*Excerpt*:
__________________________________________________

Communication: He-tagged vibrational spectra of the SarGlyH⁺ and H⁺(H₂O)_2,3 ions: Quantifying tag effects in cryogenic ion vibrational predissociation (CIVP) spectroscopy

To assess the degree to which more perturbative, but widely used "tag" species (Ar, H₂, Ne) affect the intrinsic band patterns of the isolated ions, we describe the extension of mass-selective, cryogenic ion vibrational spectroscopy to the very weakly interacting helium complexes of three archetypal ions: the dipeptide SarGlyH⁺ and the small protonated water clusters: H⁺(H₂O)_2,3, including the H₅O₂⁺ "Zundel" ion. He adducts were generated in a 4.5 K octopole ion trap interfaced to a double-focusing, tandem time-of-flight photofragmentation mass spectrometer to record mass-selected vibrational predissociation spectra. The H₂ tag-induced shift (relative to that by He) on the tag-bound NH stretch of the SarGlyH⁺ spectrum is quite small (12 cm^-1), while the effect on the floppy H₅O₂⁺ ion is more dramatic (125 cm^-1) in going from Ar (or H₂) to Ne. The shifts from Ne to He, on the other hand, while quantitatively significant (maximum of 10 cm^-1), display the same basic H₅O₂ ⁺ band structure, indicating that the He-tagged H₅O ₂⁺ spectrum accurately represents the delocalized nature of the vibrational zero-point level. Interestingly, the He-tagged spectrum of H⁺(H₂O)₃ reveals the location of the non-bonded OH group on the central H₃O⁺ ion to fall between the collective non-bonded OH stretches on the flanking water molecules in a position typically associated with a neutral OH group.

__________________________________________________

*Input data*:
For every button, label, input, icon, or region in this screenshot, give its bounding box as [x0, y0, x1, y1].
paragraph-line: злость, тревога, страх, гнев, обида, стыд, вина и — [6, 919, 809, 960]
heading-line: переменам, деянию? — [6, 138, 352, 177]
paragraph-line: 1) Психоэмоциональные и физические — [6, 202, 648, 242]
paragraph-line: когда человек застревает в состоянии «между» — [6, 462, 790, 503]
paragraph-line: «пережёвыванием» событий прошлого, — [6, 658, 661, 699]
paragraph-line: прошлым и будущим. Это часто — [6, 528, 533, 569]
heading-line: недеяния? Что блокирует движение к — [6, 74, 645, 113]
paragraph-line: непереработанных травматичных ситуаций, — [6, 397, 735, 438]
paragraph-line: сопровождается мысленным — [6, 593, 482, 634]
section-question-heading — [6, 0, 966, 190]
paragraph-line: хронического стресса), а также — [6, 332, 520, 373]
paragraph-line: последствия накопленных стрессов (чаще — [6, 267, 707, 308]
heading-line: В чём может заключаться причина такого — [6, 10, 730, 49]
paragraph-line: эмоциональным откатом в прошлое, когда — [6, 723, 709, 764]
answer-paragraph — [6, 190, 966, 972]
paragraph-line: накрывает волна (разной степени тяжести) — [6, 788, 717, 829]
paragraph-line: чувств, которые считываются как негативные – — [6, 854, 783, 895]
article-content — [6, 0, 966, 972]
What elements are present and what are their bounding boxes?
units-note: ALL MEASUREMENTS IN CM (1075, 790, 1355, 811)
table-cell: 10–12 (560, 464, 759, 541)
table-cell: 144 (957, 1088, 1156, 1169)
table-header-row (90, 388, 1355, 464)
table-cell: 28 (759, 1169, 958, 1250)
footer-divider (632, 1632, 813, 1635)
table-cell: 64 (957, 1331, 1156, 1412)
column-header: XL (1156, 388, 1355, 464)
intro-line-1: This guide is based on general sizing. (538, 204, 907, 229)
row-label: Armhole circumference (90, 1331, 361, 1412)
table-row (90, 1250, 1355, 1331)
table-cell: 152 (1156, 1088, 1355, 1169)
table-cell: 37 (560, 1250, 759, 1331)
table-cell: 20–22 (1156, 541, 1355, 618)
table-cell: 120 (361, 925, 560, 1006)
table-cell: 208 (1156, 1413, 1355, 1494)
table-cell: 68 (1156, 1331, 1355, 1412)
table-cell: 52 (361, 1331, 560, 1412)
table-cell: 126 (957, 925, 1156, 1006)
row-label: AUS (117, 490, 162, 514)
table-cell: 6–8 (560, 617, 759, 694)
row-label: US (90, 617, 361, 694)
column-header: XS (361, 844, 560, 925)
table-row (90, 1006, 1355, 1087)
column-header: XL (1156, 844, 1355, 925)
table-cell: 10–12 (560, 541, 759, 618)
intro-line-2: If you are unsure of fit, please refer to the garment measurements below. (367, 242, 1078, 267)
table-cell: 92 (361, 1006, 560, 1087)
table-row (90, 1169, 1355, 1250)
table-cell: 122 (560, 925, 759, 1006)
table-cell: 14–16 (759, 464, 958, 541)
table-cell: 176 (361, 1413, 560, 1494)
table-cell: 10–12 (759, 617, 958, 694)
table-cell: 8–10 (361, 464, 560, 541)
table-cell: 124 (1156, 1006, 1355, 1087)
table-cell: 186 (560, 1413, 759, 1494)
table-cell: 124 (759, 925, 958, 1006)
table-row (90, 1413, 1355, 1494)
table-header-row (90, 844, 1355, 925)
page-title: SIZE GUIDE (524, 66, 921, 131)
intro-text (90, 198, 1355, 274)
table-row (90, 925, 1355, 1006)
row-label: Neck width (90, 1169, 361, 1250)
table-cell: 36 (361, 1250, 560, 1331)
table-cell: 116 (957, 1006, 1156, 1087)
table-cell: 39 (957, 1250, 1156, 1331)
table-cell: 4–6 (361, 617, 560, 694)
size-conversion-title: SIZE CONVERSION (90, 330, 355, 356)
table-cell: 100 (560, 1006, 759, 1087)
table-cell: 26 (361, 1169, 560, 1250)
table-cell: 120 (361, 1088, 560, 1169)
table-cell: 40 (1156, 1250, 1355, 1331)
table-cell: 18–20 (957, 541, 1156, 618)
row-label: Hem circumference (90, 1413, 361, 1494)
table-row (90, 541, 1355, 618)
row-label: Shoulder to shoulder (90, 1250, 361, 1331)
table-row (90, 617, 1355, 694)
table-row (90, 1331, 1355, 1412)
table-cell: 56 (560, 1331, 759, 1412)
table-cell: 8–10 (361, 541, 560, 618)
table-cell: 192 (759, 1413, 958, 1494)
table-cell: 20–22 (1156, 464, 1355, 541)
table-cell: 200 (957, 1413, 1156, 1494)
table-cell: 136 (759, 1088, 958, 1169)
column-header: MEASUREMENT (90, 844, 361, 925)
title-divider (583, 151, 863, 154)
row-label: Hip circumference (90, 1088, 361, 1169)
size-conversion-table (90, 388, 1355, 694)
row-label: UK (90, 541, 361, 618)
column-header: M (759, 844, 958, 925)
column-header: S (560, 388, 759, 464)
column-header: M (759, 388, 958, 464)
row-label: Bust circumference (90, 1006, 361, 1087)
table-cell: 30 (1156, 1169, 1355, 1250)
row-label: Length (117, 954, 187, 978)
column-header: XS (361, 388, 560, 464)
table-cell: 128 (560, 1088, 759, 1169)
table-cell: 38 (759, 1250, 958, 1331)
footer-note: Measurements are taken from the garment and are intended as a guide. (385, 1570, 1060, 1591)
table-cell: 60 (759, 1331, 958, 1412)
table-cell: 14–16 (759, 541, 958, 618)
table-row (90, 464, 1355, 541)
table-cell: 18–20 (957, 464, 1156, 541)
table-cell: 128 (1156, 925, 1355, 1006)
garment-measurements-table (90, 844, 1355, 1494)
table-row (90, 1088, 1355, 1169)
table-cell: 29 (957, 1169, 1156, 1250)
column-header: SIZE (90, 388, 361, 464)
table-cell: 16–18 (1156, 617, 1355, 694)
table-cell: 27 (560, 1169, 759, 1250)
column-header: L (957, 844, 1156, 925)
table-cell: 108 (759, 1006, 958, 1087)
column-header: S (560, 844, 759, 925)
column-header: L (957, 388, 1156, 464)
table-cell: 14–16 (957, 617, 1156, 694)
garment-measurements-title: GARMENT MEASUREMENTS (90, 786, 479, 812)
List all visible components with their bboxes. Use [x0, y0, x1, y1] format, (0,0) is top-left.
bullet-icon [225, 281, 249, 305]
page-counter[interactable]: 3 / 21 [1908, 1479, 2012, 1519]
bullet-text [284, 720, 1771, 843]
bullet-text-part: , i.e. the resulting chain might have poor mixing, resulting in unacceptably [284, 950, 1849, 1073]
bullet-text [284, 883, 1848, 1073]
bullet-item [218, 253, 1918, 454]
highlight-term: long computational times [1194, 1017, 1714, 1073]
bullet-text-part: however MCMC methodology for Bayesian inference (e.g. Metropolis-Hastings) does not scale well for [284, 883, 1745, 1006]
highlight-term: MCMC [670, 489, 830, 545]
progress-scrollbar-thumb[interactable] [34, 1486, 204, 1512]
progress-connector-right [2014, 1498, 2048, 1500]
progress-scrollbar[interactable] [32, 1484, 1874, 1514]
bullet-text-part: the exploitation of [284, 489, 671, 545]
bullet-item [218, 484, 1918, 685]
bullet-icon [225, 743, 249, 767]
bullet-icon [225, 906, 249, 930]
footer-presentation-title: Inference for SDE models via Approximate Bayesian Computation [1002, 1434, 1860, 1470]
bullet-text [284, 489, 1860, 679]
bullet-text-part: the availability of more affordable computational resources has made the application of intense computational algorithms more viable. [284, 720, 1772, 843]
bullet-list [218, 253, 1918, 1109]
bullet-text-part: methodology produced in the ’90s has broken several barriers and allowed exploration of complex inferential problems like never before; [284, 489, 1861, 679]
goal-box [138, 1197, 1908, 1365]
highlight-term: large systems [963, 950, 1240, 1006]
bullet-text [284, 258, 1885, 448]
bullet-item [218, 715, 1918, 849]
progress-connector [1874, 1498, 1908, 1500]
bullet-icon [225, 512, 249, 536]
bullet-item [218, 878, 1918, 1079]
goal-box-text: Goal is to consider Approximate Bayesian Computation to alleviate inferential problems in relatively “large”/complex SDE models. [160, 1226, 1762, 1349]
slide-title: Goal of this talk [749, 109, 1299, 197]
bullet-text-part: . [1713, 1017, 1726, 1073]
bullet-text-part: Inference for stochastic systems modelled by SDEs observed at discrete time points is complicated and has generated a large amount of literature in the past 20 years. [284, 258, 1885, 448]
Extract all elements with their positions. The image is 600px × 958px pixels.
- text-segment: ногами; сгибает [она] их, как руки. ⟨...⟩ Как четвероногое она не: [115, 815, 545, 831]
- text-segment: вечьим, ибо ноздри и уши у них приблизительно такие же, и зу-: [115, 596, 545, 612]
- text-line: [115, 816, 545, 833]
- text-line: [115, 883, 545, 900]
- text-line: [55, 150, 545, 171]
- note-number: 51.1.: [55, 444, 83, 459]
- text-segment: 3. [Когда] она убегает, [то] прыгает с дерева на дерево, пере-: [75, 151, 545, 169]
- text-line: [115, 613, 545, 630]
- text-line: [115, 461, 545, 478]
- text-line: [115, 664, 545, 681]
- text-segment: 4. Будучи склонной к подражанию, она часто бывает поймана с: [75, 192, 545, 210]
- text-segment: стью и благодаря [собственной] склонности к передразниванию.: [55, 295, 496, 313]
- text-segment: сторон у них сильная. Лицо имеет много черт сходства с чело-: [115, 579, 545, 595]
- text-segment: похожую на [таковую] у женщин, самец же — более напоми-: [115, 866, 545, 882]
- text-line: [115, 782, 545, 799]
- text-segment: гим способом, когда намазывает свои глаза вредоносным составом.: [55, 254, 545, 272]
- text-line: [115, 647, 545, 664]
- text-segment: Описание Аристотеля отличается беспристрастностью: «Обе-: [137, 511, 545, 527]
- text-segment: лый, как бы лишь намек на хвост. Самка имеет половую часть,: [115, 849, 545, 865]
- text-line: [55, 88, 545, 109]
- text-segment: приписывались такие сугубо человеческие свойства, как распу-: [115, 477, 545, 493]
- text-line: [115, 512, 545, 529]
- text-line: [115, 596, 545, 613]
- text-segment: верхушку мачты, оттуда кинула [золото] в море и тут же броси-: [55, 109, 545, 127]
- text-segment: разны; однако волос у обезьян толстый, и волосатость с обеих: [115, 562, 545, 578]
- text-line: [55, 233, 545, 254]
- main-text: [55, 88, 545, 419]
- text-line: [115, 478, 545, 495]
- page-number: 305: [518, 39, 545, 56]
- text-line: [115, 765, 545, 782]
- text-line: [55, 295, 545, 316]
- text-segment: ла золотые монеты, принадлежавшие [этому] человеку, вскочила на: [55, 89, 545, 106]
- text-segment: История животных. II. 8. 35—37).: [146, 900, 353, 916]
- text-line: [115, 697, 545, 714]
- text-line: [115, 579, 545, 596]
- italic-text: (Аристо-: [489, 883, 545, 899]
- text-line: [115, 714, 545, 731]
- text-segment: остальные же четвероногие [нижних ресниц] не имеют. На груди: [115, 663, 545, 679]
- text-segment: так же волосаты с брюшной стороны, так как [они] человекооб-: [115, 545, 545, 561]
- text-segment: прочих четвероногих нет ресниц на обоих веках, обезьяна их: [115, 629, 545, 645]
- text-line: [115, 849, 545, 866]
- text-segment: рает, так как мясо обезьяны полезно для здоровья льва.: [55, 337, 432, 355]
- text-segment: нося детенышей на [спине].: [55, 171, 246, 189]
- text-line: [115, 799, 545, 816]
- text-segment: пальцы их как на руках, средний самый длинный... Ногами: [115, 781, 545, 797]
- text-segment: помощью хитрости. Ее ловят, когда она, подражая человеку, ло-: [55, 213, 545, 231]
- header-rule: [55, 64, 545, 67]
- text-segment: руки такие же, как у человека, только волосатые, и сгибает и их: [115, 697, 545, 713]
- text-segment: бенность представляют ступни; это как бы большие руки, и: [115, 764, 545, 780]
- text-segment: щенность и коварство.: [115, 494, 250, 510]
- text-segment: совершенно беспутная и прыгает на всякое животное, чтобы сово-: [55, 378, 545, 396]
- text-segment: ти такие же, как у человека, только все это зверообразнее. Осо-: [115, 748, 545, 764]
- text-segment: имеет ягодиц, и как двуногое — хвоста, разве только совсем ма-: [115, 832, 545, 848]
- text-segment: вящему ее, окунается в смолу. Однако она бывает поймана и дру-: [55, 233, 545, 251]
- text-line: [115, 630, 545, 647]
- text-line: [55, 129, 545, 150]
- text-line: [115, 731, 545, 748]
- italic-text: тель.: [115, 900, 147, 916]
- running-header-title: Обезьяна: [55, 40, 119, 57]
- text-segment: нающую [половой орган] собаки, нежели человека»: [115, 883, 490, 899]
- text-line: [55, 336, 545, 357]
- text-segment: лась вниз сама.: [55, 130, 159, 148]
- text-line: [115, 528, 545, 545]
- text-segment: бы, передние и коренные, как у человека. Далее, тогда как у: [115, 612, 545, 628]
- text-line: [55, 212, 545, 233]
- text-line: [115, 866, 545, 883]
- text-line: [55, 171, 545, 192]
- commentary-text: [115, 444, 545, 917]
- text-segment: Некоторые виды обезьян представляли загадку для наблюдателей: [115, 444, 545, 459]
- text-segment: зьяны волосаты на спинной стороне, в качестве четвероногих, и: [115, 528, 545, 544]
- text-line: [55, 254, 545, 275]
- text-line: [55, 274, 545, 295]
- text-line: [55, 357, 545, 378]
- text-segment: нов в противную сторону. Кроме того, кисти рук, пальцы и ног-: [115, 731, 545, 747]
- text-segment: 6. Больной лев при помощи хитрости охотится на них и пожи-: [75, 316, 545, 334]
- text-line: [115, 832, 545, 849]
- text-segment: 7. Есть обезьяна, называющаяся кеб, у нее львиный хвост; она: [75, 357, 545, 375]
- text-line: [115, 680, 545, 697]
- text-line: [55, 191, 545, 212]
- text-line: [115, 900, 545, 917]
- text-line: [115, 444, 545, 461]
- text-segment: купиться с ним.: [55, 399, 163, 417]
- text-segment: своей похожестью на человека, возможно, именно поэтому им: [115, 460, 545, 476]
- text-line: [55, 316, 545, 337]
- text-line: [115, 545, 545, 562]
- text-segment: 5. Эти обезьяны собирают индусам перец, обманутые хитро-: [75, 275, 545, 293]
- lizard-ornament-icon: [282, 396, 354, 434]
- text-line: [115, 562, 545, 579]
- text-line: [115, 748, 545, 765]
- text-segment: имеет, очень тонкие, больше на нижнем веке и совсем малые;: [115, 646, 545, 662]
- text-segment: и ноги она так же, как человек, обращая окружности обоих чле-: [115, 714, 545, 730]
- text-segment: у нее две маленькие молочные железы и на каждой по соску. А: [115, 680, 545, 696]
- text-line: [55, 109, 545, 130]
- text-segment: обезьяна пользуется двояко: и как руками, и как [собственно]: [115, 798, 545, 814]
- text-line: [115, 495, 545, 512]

__________________________________________________

Transcribe the full helium-tagged spectroscopy abstract word for word, from its title to its final sentence.

Communication: He-tagged vibrational spectra of the SarGlyH⁺ and H⁺(H₂O)_2,3 ions: Quantifying tag effects in cryogenic ion vibrational predissociation (CIVP) spectroscopy

To assess the degree to which more perturbative, but widely used "tag" species (Ar, H₂, Ne) affect the intrinsic band patterns of the isolated ions, we describe the extension of mass-selective, cryogenic ion vibrational spectroscopy to the very weakly interacting helium complexes of three archetypal ions: the dipeptide SarGlyH⁺ and the small protonated water clusters: H⁺(H₂O)_2,3, including the H₅O₂⁺ "Zundel" ion. He adducts were generated in a 4.5 K octopole ion trap interfaced to a double-focusing, tandem time-of-flight photofragmentation mass spectrometer to record mass-selected vibrational predissociation spectra. The H₂ tag-induced shift (relative to that by He) on the tag-bound NH stretch of the SarGlyH⁺ spectrum is quite small (12 cm^-1), while the effect on the floppy H₅O₂⁺ ion is more dramatic (125 cm^-1) in going from Ar (or H₂) to Ne. The shifts from Ne to He, on the other hand, while quantitatively significant (maximum of 10 cm^-1), display the same basic H₅O₂ ⁺ band structure, indicating that the He-tagged H₅O ₂⁺ spectrum accurately represents the delocalized nature of the vibrational zero-point level. Interestingly, the He-tagged spectrum of H⁺(H₂O)₃ reveals the location of the non-bonded OH group on the central H₃O⁺ ion to fall between the collective non-bonded OH stretches on the flanking water molecules in a position typically associated with a neutral OH group.